Collected data:
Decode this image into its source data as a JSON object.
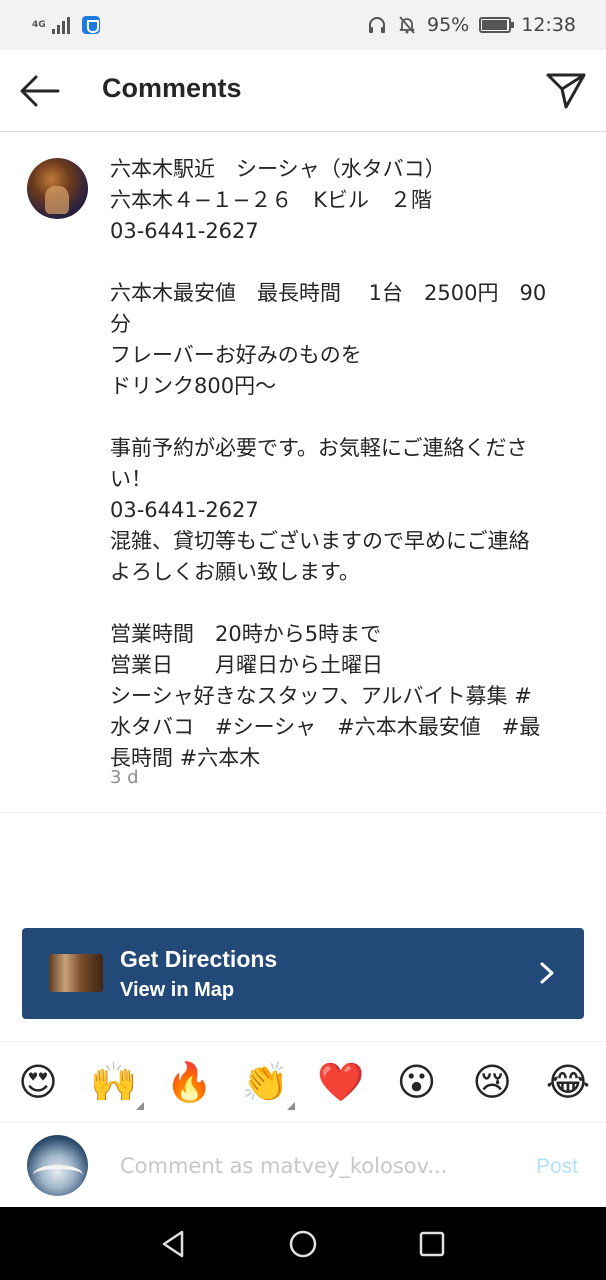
{
  "status_bar": {
    "network": "4G",
    "battery_percent": "95%",
    "battery_level": 0.95,
    "time": "12:38",
    "icons": [
      "signal-icon",
      "vpn-shield-icon",
      "headphones-icon",
      "mute-icon",
      "battery-icon"
    ]
  },
  "header": {
    "title": "Comments",
    "back_icon": "back-arrow-icon",
    "share_icon": "send-icon"
  },
  "comment": {
    "text": "六本木駅近　シーシャ（水タバコ）\n六本木４−１−２６　Kビル　２階\n03-6441-2627\n\n六本木最安値　最長時間　 1台　2500円　90分\nフレーバーお好みのものを\nドリンク800円〜\n\n事前予約が必要です。お気軽にご連絡ください！\n03-6441-2627\n混雑、貸切等もございますので早めにご連絡よろしくお願い致します。\n\n営業時間　20時から5時まで\n営業日　　月曜日から土曜日\nシーシャ好きなスタッフ、アルバイト募集 #水タバコ　#シーシャ　#六本木最安値　#最長時間 #六本木",
    "time_ago": "3 d"
  },
  "directions": {
    "title": "Get Directions",
    "subtitle": "View in Map",
    "background_color": "#224977"
  },
  "emoji_reactions": [
    "😍",
    "🙌",
    "🔥",
    "👏",
    "❤️",
    "😮",
    "😢",
    "😂"
  ],
  "comment_input": {
    "placeholder": "Comment as matvey_kolosov...",
    "post_label": "Post",
    "post_color": "#b2dffc"
  },
  "nav_bar": {
    "icons": [
      "nav-back-icon",
      "nav-home-icon",
      "nav-recents-icon"
    ]
  }
}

## Description of the task
Copy every entry word for word, but omit the pictures.

## The output
Decode this image into its source data as a JSON object.
{
  "status_bar": {
    "network": "4G",
    "battery_percent": "95%",
    "battery_level": 0.95,
    "time": "12:38",
    "icons": [
      "signal-icon",
      "vpn-shield-icon",
      "headphones-icon",
      "mute-icon",
      "battery-icon"
    ]
  },
  "header": {
    "title": "Comments",
    "back_icon": "back-arrow-icon",
    "share_icon": "send-icon"
  },
  "comment": {
    "text": "六本木駅近　シーシャ（水タバコ）\n六本木４−１−２６　Kビル　２階\n03-6441-2627\n\n六本木最安値　最長時間　 1台　2500円　90分\nフレーバーお好みのものを\nドリンク800円〜\n\n事前予約が必要です。お気軽にご連絡ください！\n03-6441-2627\n混雑、貸切等もございますので早めにご連絡よろしくお願い致します。\n\n営業時間　20時から5時まで\n営業日　　月曜日から土曜日\nシーシャ好きなスタッフ、アルバイト募集 #水タバコ　#シーシャ　#六本木最安値　#最長時間 #六本木",
    "time_ago": "3 d"
  },
  "directions": {
    "title": "Get Directions",
    "subtitle": "View in Map",
    "background_color": "#224977"
  },
  "emoji_reactions": [
    "😍",
    "🙌",
    "🔥",
    "👏",
    "❤️",
    "😮",
    "😢",
    "😂"
  ],
  "comment_input": {
    "placeholder": "Comment as matvey_kolosov...",
    "post_label": "Post",
    "post_color": "#b2dffc"
  },
  "nav_bar": {
    "icons": [
      "nav-back-icon",
      "nav-home-icon",
      "nav-recents-icon"
    ]
  }
}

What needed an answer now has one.